Data listing:
○ ○ ○ ○

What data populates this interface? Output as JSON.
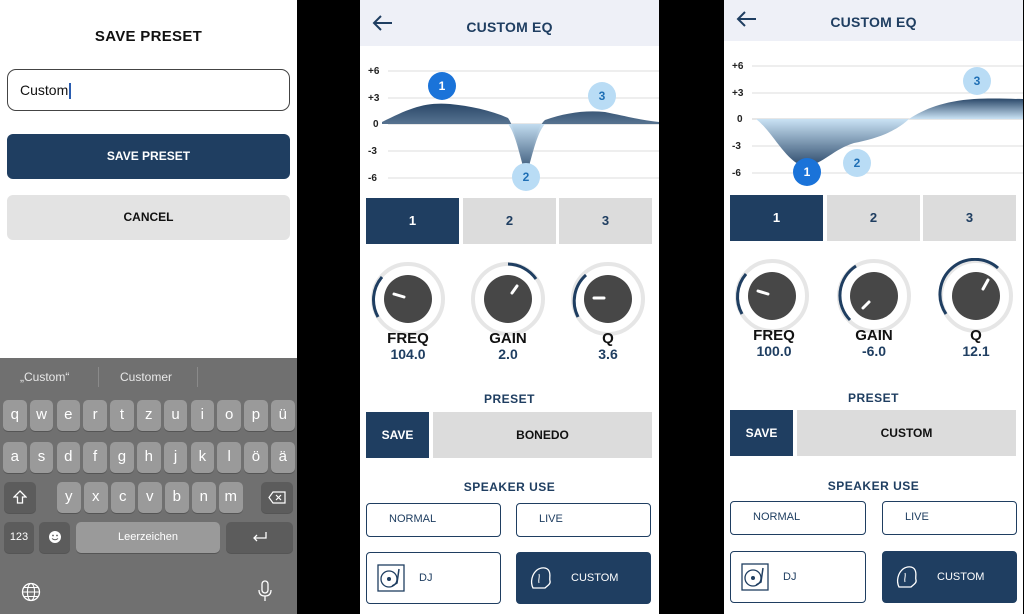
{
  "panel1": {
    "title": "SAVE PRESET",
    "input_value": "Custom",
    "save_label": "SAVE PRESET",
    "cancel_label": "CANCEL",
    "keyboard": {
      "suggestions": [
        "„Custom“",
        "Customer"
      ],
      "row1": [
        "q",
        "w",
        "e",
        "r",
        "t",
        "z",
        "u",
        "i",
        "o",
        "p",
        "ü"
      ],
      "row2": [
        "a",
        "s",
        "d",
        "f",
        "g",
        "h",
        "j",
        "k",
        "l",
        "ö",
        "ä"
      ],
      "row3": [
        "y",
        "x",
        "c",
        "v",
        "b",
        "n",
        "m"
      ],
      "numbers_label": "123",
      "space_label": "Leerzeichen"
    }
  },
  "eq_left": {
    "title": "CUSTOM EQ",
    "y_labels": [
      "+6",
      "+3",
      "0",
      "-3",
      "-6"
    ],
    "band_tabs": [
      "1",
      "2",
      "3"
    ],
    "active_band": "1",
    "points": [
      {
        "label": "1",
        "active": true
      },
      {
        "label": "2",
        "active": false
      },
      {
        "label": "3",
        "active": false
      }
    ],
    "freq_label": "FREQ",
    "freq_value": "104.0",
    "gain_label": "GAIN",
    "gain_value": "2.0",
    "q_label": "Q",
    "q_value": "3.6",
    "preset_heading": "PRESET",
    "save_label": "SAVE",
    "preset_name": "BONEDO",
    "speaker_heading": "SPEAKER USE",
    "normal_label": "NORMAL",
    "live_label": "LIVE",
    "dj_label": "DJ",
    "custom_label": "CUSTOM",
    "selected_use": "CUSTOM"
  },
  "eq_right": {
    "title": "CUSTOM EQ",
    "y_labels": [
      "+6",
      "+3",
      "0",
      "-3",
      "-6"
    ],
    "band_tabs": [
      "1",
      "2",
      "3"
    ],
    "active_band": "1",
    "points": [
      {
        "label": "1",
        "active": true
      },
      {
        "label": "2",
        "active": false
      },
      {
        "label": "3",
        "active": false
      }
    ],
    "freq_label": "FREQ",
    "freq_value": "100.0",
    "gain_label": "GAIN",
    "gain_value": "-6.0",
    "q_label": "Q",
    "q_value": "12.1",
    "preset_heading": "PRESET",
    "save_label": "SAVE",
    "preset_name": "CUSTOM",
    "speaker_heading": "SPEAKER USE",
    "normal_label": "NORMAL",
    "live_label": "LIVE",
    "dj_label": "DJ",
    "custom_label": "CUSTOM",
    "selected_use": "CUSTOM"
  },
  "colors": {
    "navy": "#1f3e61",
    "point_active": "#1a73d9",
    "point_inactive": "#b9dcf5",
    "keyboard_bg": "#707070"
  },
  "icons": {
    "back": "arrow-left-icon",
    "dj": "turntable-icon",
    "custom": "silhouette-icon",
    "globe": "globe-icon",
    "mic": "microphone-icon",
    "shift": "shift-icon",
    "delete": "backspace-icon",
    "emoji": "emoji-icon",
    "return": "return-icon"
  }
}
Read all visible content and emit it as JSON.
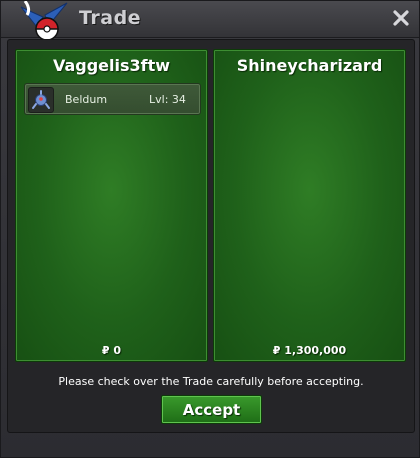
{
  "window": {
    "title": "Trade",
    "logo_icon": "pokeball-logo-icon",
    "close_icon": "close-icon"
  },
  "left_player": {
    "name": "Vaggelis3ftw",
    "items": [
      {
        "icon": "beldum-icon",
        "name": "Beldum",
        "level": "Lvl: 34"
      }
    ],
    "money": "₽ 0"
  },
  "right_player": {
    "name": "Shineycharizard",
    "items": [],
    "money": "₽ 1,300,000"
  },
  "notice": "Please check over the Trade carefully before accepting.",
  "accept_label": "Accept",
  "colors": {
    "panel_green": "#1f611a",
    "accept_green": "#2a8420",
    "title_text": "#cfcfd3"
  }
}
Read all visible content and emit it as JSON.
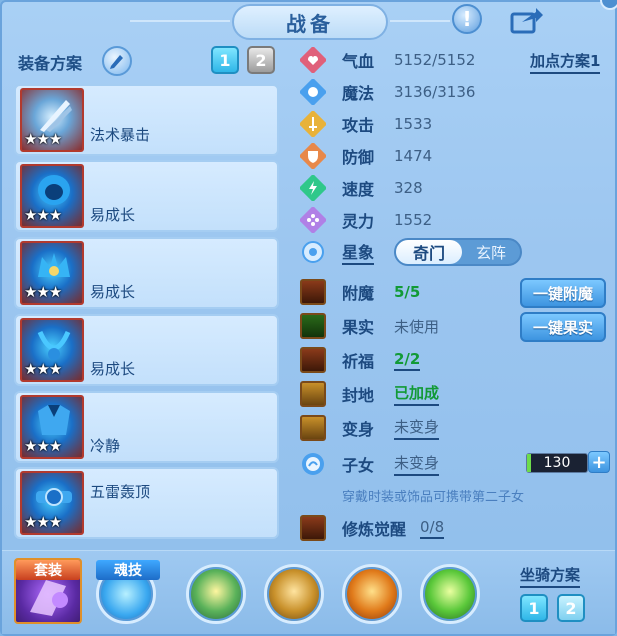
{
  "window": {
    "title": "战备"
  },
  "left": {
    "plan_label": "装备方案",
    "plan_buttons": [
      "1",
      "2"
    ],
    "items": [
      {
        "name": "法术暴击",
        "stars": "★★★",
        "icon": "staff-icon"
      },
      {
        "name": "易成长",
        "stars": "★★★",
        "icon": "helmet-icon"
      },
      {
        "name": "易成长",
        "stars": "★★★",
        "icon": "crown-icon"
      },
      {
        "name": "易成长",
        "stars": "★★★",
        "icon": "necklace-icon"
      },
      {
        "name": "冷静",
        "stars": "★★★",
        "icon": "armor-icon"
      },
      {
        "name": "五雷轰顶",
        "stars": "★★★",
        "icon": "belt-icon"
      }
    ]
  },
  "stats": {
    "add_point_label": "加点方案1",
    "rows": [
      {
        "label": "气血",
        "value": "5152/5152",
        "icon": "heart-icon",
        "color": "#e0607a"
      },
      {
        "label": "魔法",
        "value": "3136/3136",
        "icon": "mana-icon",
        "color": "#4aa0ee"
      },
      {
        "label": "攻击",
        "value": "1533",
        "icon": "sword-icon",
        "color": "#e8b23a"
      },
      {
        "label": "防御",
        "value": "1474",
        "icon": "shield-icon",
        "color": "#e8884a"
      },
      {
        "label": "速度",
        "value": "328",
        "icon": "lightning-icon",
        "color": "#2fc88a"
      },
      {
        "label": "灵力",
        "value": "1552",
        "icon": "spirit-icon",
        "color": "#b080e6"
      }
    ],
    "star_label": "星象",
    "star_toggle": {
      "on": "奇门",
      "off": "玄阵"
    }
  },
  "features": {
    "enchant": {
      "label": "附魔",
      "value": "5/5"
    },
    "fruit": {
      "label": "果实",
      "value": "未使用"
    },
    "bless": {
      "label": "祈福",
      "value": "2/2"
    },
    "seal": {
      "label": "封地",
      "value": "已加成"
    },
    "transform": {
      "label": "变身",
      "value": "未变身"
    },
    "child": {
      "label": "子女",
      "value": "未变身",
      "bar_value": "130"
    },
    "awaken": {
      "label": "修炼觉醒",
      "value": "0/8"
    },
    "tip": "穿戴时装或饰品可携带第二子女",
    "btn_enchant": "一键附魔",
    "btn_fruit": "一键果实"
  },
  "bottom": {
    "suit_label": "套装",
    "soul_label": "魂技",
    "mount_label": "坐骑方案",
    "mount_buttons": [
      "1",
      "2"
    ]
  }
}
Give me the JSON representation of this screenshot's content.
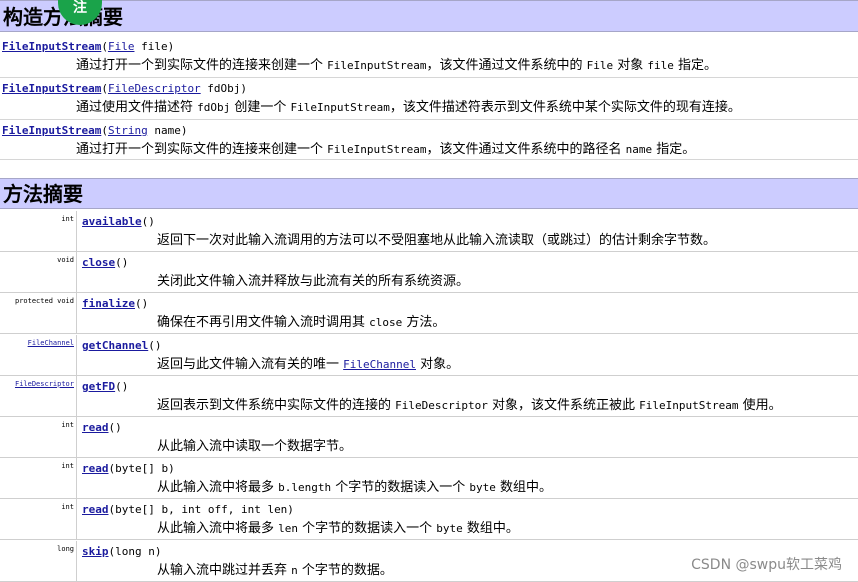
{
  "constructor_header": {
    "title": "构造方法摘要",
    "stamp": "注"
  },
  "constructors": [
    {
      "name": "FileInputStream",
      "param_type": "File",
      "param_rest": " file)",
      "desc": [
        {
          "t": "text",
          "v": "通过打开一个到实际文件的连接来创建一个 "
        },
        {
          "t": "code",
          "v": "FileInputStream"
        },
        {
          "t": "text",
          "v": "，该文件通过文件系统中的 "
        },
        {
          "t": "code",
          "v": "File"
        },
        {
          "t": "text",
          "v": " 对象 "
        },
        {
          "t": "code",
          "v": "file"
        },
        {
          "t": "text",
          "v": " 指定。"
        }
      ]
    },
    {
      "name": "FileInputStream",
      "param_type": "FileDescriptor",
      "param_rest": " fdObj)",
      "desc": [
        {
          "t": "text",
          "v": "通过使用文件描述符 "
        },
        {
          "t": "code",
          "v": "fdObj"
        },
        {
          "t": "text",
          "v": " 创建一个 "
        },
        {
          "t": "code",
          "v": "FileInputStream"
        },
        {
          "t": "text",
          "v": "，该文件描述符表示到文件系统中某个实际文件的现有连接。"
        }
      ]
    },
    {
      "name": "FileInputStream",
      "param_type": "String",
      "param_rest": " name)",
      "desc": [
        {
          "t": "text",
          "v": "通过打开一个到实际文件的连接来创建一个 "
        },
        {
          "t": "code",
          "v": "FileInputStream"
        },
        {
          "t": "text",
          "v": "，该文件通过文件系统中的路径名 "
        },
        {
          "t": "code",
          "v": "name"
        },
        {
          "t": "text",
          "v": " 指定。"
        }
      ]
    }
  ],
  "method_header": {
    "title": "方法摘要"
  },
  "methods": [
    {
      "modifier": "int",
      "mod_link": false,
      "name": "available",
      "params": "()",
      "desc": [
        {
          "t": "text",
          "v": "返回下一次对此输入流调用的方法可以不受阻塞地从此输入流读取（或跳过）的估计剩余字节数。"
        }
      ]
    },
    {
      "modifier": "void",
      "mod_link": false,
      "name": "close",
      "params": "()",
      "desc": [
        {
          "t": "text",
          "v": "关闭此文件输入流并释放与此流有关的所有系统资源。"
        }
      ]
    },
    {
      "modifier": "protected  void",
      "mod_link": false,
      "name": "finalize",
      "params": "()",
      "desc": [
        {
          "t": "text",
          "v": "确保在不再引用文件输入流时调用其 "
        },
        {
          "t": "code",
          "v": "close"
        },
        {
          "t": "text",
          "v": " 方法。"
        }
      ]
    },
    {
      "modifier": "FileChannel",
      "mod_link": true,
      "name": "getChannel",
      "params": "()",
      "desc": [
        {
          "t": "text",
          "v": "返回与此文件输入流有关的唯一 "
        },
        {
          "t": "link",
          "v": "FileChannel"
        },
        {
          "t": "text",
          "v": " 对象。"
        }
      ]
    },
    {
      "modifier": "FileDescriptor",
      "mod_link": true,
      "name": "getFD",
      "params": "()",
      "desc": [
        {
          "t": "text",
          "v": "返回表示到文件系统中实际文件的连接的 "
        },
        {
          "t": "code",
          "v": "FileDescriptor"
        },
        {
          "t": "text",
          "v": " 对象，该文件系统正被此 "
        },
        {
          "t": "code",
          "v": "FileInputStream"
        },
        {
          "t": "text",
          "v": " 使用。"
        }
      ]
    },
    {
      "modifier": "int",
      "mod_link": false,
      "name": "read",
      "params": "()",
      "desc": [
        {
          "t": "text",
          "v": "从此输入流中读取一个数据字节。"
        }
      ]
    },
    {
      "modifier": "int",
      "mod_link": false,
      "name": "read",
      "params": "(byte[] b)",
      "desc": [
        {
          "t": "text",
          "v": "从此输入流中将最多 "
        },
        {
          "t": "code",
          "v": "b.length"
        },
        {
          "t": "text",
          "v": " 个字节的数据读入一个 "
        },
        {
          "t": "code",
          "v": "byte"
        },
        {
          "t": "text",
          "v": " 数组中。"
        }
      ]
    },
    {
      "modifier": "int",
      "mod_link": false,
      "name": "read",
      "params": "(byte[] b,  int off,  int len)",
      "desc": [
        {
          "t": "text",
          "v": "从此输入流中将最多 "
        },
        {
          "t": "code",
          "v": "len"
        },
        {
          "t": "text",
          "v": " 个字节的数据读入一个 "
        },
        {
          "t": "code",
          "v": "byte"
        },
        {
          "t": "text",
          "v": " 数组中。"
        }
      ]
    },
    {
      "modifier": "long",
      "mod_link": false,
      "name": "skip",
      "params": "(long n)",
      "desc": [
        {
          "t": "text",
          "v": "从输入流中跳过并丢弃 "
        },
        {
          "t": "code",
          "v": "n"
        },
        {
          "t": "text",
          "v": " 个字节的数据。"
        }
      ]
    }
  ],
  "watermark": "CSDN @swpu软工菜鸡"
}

○ ○ ○ ○

What the task requires – Filter for "this". Return all lines that hold it.

Full answer –
What data populates this interface? Output as JSON.
Give me the JSON representation of this screenshot's content.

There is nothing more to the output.